Description of the task.
Quote the listing below word for word, from its first line through the line containing "chart-a-title: PD data", with both of those lines included.

-- start --

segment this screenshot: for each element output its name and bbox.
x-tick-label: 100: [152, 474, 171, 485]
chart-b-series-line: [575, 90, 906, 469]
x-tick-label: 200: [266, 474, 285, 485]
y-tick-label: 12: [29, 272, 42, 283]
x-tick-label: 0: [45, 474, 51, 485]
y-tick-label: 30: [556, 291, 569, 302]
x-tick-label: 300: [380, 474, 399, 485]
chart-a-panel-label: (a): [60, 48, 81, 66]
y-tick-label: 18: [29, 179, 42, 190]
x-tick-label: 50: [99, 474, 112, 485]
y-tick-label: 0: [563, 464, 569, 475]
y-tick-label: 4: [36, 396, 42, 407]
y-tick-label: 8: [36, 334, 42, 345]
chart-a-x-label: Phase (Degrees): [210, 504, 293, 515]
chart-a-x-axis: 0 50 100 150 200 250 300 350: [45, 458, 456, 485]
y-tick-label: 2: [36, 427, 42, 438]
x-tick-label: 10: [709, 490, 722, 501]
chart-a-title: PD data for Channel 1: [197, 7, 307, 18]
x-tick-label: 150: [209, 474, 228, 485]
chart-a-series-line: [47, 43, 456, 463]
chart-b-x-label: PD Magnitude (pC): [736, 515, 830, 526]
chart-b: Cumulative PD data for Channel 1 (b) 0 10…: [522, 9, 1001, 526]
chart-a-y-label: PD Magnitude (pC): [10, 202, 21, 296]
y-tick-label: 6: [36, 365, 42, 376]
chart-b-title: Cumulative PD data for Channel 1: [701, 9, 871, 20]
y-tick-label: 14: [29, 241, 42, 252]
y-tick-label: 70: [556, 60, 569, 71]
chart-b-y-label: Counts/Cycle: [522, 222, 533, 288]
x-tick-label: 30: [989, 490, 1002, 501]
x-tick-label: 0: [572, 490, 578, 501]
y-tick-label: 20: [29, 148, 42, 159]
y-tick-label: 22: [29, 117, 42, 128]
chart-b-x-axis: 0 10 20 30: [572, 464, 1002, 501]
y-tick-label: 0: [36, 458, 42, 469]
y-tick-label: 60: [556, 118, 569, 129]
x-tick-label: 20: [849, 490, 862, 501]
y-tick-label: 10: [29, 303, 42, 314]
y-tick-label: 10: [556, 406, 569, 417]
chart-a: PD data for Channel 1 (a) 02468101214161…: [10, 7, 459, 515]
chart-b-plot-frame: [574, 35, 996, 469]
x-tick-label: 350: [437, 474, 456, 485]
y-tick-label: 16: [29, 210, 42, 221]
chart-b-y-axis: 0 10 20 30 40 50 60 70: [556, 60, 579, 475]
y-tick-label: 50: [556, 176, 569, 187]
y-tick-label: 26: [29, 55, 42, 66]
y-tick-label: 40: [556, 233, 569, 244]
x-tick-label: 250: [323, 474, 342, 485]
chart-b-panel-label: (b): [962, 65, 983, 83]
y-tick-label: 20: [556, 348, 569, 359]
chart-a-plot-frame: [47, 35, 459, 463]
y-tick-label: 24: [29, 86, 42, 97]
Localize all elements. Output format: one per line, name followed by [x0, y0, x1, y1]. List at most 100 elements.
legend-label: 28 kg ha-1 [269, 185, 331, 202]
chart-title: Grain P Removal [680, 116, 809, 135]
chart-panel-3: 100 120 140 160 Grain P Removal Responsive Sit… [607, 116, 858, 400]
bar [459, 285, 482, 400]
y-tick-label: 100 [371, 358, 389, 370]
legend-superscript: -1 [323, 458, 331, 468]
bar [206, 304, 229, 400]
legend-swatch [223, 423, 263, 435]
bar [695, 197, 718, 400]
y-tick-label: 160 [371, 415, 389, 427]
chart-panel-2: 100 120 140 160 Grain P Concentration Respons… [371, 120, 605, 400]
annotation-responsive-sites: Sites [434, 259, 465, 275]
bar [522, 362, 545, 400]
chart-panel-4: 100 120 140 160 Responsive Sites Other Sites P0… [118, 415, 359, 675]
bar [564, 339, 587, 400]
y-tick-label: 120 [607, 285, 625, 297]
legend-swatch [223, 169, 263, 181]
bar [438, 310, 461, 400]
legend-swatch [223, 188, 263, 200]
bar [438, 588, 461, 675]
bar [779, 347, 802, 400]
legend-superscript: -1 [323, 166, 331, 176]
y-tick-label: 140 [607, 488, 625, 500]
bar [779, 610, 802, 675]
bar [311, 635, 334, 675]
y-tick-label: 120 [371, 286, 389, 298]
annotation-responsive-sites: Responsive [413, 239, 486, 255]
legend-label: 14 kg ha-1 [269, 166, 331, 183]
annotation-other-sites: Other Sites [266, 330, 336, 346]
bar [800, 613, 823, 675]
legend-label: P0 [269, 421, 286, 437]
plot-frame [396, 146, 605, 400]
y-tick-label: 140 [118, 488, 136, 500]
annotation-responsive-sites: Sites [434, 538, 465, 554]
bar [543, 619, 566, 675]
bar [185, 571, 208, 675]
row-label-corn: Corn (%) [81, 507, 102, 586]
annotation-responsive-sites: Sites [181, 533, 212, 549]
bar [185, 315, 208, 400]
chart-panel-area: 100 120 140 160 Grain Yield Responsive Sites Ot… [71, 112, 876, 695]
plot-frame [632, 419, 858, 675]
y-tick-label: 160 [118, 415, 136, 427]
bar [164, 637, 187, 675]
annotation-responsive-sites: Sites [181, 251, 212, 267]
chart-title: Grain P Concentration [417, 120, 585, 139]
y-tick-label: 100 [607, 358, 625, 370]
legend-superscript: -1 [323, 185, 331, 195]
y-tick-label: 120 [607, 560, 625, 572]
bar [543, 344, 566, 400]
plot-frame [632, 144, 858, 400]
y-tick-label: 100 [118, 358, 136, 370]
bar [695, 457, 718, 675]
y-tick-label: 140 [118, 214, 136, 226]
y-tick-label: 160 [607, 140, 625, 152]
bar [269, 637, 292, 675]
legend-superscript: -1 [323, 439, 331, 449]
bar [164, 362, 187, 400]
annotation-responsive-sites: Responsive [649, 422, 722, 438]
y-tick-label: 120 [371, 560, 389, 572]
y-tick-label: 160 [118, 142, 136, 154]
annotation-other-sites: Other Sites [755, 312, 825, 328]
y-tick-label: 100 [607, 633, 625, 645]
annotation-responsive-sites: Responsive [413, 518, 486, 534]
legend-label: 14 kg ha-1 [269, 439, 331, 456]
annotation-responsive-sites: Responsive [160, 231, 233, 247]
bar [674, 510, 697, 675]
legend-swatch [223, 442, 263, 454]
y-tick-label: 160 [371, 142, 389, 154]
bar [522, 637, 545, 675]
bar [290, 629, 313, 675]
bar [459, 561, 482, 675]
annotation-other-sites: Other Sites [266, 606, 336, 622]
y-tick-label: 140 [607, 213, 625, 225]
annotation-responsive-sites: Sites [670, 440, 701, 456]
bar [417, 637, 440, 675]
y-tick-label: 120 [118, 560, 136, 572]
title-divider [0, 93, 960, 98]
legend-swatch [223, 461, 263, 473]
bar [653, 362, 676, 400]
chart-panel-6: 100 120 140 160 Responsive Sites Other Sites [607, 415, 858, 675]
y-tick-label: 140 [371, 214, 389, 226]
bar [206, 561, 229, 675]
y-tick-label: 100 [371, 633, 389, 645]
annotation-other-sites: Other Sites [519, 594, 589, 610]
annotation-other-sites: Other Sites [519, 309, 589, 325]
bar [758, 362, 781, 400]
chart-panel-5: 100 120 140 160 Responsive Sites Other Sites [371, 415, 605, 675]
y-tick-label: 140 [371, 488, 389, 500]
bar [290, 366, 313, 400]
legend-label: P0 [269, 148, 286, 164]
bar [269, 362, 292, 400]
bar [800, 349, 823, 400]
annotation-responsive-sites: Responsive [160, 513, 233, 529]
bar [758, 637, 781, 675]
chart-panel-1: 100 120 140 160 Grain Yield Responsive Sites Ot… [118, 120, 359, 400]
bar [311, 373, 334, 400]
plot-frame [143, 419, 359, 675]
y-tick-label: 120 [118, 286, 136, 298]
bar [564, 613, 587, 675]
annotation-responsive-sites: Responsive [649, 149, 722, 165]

-- end --

Exercise output.
segment this screenshot: for each element output its name and bbox.
x-tick-label: 100: [152, 474, 171, 485]
chart-b-series-line: [575, 90, 906, 469]
x-tick-label: 200: [266, 474, 285, 485]
y-tick-label: 12: [29, 272, 42, 283]
x-tick-label: 0: [45, 474, 51, 485]
y-tick-label: 30: [556, 291, 569, 302]
x-tick-label: 300: [380, 474, 399, 485]
chart-a-panel-label: (a): [60, 48, 81, 66]
y-tick-label: 18: [29, 179, 42, 190]
x-tick-label: 50: [99, 474, 112, 485]
y-tick-label: 0: [563, 464, 569, 475]
y-tick-label: 4: [36, 396, 42, 407]
y-tick-label: 8: [36, 334, 42, 345]
chart-a-x-label: Phase (Degrees): [210, 504, 293, 515]
chart-a-x-axis: 0 50 100 150 200 250 300 350: [45, 458, 456, 485]
y-tick-label: 2: [36, 427, 42, 438]
x-tick-label: 10: [709, 490, 722, 501]
chart-a-title: PD data for Channel 1: [197, 7, 307, 18]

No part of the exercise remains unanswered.